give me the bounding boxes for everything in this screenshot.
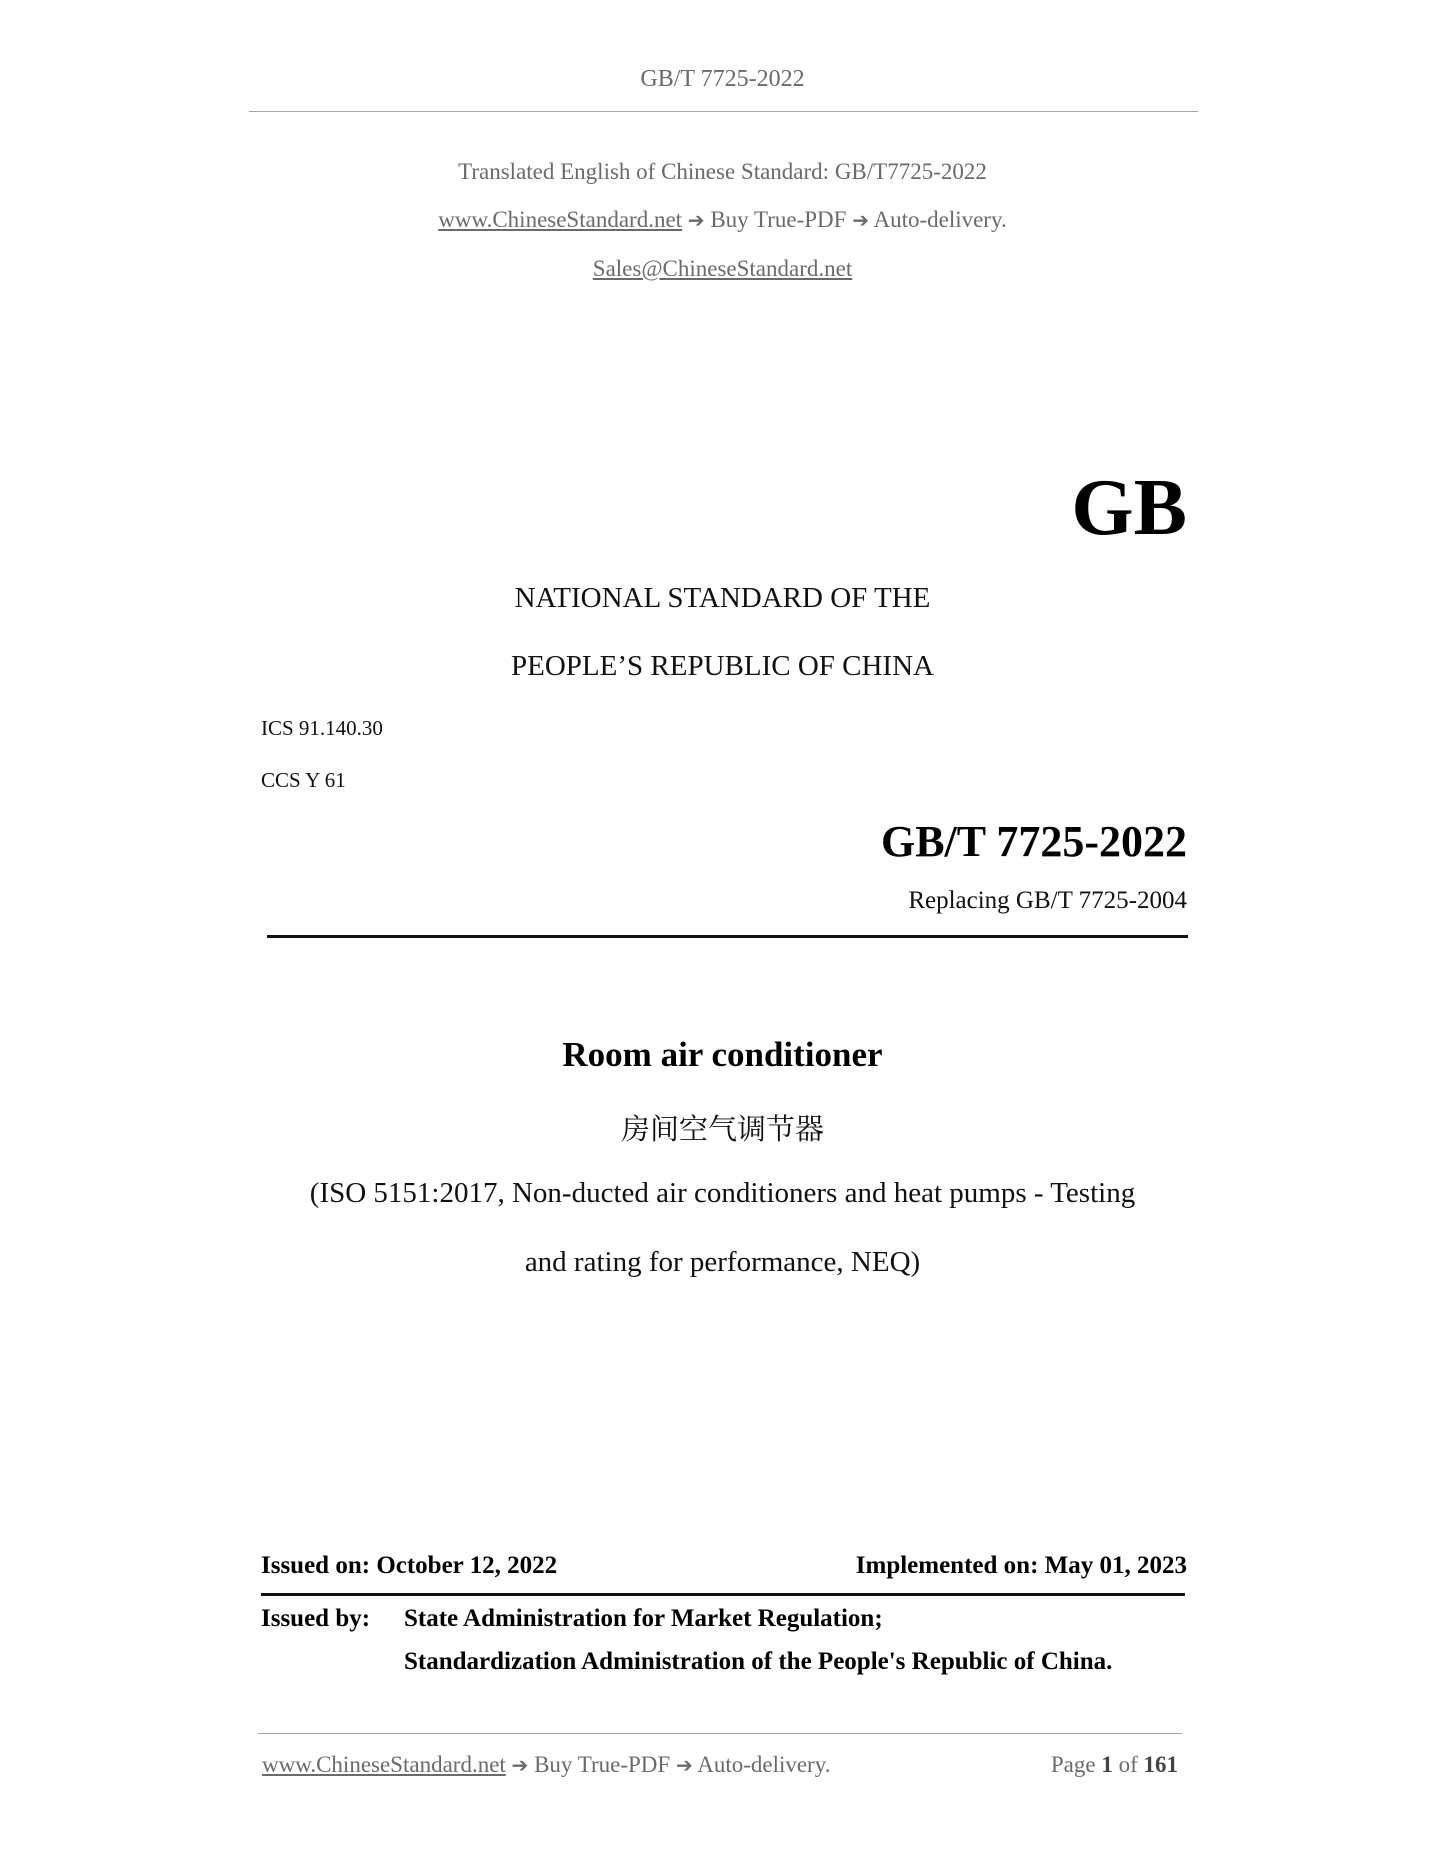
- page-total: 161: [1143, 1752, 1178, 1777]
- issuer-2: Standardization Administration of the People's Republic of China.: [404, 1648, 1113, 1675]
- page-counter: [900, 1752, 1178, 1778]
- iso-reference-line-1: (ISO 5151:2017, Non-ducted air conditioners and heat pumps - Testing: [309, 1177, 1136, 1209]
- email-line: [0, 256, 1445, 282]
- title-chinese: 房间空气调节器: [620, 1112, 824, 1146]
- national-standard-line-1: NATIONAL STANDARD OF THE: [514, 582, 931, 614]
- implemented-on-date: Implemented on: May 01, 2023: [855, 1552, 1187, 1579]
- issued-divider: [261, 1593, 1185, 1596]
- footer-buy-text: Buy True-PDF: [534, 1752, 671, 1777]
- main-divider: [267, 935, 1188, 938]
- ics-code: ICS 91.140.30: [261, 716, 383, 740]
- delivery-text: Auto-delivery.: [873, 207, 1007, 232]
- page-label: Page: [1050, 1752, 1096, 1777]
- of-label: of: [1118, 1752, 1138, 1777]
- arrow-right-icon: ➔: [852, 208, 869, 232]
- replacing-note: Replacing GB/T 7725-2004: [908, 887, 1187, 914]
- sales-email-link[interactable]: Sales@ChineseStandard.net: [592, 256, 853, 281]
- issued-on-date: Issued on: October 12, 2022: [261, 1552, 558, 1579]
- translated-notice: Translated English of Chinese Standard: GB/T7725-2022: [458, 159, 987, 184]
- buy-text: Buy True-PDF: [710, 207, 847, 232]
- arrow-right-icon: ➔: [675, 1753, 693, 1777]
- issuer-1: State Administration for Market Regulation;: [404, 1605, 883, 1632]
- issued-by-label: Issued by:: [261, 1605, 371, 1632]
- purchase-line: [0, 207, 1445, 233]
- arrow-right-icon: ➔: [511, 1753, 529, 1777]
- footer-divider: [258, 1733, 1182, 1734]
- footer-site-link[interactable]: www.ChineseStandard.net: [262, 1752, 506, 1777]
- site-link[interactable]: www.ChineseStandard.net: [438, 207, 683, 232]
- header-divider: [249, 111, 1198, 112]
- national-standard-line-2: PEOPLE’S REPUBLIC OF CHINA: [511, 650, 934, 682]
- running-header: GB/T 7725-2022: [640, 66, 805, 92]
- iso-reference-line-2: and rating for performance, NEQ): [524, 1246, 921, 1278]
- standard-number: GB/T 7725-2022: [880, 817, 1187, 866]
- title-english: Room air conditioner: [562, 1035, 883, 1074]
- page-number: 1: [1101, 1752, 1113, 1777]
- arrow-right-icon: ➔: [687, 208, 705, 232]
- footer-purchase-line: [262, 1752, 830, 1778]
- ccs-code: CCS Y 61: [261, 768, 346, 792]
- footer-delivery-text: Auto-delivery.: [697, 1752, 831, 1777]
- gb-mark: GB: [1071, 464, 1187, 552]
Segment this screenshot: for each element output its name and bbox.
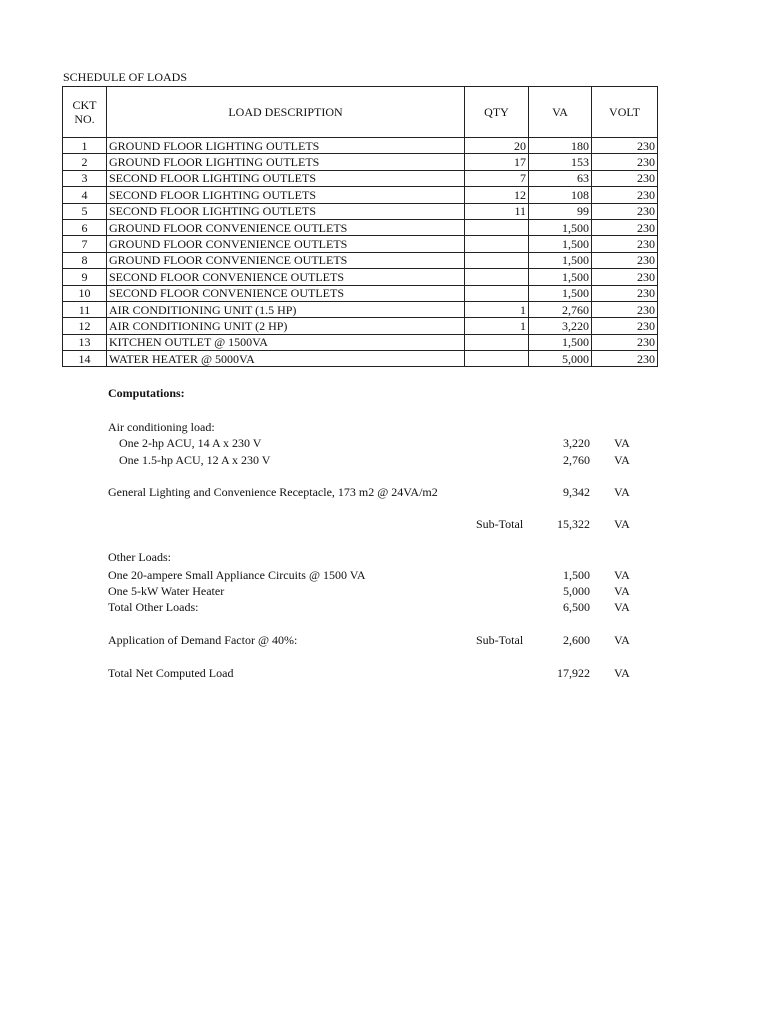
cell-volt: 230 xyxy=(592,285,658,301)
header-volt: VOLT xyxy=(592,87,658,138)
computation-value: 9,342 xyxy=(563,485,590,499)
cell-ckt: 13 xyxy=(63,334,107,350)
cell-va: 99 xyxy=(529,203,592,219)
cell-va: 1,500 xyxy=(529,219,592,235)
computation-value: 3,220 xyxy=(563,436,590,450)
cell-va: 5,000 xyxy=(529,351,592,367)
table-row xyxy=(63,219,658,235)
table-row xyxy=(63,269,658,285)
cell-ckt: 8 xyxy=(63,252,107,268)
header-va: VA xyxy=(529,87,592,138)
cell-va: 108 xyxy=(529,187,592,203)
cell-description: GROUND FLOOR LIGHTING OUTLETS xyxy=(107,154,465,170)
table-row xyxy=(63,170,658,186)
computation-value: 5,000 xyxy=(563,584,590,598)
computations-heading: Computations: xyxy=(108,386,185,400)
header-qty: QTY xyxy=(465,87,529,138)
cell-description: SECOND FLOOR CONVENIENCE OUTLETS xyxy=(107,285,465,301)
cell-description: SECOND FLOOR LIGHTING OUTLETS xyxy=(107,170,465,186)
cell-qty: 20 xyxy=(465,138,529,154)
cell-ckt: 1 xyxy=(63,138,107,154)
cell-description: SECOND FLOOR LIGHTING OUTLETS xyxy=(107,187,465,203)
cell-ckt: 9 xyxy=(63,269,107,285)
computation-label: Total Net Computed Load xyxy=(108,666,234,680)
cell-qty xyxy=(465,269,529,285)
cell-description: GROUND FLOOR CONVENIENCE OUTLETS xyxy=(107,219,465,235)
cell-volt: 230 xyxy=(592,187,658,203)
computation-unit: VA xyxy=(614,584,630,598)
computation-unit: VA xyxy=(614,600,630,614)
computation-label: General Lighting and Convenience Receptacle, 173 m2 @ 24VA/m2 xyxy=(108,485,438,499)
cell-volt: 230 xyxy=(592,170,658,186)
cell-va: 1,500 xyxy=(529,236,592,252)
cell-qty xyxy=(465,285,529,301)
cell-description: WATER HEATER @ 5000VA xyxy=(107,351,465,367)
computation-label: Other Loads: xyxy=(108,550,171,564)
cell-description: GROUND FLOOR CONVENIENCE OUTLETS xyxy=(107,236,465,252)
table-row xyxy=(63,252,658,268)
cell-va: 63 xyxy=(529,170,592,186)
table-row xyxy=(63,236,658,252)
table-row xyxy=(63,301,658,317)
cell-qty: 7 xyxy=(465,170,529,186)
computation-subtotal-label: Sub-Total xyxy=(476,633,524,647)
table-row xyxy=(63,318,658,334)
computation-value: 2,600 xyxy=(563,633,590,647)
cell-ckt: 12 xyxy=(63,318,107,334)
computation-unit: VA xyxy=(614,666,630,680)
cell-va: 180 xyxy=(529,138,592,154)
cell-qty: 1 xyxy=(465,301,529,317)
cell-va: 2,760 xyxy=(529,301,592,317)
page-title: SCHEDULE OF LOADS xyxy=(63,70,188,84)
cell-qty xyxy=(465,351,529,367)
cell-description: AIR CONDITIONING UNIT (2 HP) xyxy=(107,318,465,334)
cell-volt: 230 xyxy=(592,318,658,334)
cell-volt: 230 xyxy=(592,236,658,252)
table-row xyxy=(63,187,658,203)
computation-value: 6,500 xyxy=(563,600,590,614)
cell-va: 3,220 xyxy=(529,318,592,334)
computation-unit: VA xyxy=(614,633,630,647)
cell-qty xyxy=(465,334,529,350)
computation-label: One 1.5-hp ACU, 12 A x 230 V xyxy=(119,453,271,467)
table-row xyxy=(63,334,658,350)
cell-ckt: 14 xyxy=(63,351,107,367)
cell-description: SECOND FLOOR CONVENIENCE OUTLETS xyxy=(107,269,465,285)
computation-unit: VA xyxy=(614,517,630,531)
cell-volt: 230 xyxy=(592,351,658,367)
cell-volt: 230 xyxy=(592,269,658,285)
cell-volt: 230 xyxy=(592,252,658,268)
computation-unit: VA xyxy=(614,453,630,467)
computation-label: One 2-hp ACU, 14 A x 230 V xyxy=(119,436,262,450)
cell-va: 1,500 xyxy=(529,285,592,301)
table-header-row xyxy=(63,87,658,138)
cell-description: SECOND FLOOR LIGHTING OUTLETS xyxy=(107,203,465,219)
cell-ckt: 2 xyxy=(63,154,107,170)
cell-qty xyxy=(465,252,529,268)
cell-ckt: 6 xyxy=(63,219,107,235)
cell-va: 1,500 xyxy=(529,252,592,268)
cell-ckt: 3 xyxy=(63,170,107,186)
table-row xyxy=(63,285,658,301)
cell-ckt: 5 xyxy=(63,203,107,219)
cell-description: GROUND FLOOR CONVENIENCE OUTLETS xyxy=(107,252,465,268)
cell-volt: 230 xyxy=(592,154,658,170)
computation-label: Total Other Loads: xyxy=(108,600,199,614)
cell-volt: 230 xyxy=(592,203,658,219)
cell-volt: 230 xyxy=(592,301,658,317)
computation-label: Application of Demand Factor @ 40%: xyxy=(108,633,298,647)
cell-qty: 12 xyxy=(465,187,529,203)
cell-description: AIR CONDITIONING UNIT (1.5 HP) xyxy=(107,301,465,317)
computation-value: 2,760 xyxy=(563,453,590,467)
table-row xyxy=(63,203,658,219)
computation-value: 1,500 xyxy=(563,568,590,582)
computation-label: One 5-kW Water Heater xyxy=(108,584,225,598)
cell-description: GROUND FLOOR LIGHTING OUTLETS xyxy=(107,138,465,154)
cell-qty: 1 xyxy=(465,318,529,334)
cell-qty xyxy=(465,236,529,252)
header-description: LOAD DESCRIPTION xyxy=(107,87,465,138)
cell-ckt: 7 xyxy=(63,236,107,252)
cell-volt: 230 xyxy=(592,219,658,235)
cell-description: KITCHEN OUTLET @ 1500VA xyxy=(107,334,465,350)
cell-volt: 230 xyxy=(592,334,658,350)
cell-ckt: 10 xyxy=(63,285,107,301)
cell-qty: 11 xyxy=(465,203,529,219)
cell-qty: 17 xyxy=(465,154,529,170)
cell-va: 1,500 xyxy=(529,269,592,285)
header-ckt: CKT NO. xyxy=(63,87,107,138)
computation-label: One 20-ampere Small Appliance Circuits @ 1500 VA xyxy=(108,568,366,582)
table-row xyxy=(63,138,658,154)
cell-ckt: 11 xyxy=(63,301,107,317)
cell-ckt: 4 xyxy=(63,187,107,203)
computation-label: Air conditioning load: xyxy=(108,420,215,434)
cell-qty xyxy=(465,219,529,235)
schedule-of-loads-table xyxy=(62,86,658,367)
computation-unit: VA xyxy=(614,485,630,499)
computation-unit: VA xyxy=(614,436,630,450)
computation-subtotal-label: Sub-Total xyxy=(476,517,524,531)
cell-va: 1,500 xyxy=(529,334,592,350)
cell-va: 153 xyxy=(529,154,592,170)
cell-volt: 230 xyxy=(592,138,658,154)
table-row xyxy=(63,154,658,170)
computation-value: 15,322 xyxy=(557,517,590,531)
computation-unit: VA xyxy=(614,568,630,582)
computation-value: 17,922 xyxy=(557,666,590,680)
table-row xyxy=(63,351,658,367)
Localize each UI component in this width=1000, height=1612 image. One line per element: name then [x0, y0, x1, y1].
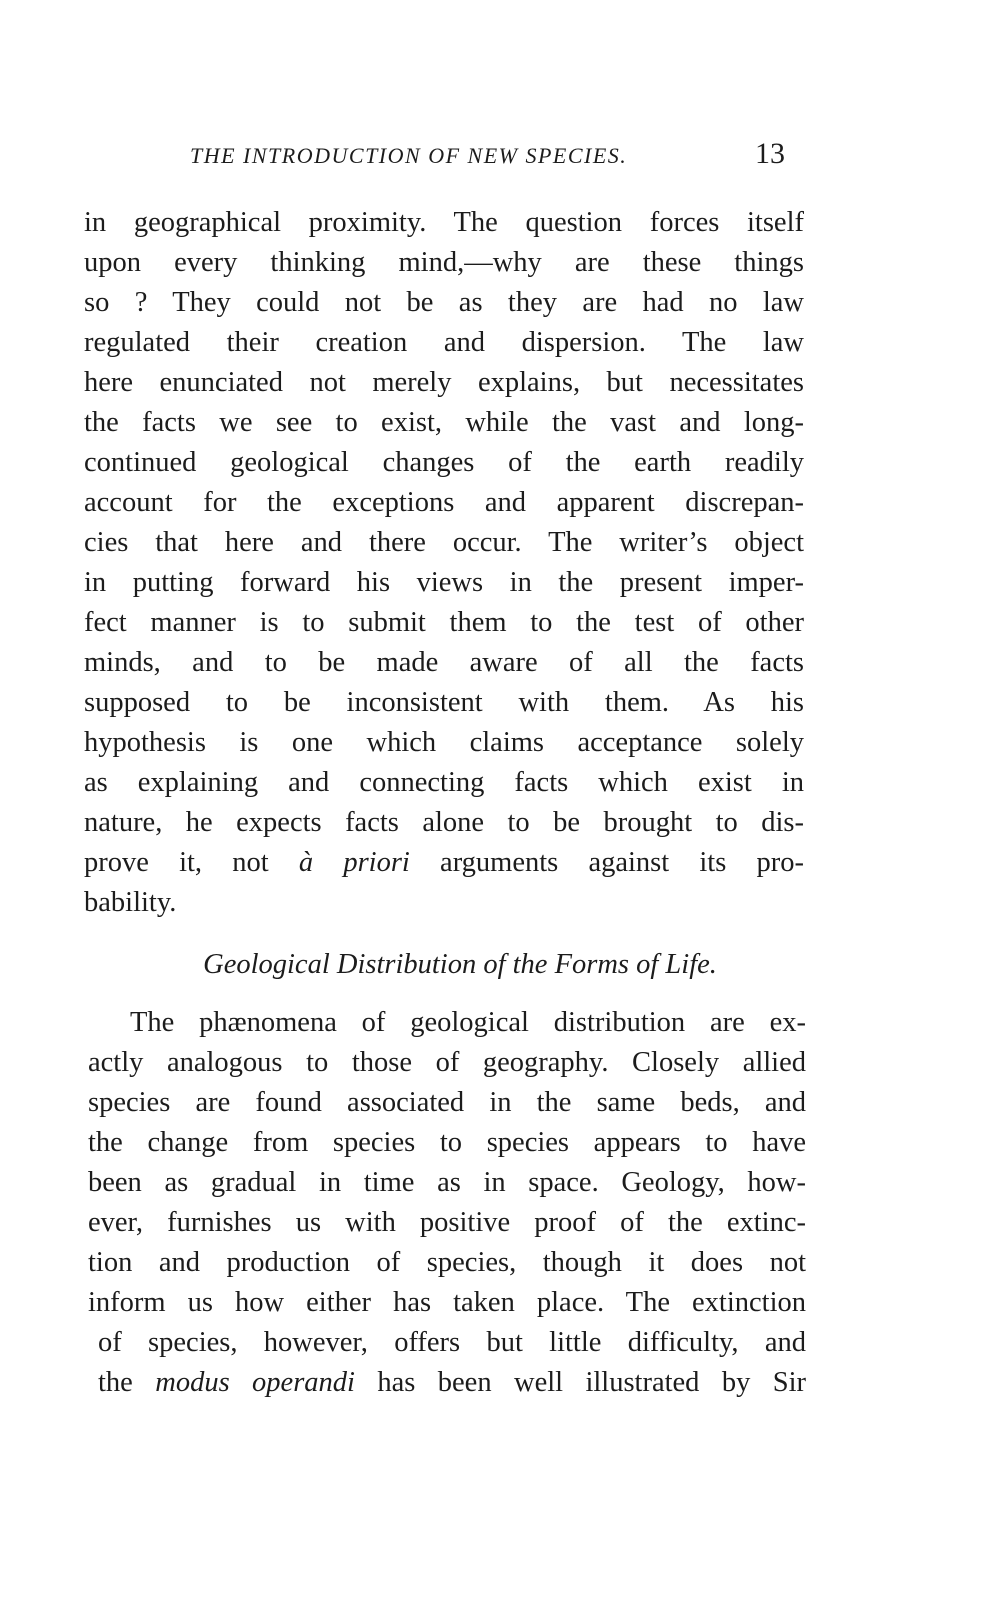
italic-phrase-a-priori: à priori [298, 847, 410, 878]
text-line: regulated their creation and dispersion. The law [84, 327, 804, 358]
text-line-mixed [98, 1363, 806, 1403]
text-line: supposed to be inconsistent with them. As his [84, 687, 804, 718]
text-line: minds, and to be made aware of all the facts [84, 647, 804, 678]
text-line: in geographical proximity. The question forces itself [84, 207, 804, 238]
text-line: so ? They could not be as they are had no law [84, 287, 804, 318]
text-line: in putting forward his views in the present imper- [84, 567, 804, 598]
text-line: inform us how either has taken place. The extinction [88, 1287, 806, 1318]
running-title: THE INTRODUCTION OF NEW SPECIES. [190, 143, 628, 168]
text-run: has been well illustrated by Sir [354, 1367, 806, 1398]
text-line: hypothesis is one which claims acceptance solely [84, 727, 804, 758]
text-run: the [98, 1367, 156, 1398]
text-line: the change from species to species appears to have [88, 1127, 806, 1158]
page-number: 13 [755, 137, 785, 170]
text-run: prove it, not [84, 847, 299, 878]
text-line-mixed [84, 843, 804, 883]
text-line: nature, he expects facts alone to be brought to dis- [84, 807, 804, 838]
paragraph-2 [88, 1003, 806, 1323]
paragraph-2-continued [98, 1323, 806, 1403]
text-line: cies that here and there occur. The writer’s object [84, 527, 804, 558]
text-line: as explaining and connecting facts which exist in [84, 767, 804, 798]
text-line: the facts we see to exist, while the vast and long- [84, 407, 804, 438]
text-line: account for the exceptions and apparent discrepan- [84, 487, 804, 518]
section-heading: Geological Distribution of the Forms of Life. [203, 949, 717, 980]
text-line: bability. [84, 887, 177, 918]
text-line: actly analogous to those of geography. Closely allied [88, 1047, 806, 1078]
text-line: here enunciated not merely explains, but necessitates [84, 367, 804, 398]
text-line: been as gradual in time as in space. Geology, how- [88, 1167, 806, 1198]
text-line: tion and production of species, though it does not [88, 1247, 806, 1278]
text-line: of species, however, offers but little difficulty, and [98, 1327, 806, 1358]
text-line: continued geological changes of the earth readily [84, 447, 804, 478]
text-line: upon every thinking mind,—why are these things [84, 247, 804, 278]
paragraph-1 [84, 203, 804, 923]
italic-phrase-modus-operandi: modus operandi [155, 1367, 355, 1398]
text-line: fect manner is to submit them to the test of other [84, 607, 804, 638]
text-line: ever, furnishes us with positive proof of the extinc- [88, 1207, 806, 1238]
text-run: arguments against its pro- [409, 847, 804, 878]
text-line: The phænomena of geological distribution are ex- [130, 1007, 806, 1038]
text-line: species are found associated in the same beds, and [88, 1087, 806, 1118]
------------
* [Problem statement]: Write out every line from the one containing "- page-total: 161: [1143, 1752, 1178, 1777]" down to the one containing "- national-standard-line-1: NATIONAL", including both, and leave each line unchanged.

* [Exercise answer]:
- page-total: 161: [1143, 1752, 1178, 1777]
- issuer-2: Standardization Administration of the People's Republic of China.: [404, 1648, 1113, 1675]
- page-counter: [900, 1752, 1178, 1778]
- iso-reference-line-1: (ISO 5151:2017, Non-ducted air conditioners and heat pumps - Testing: [309, 1177, 1136, 1209]
- email-line: [0, 256, 1445, 282]
- title-chinese: 房间空气调节器: [620, 1112, 824, 1146]
- national-standard-line-1: NATIONAL STANDARD OF THE: [514, 582, 931, 614]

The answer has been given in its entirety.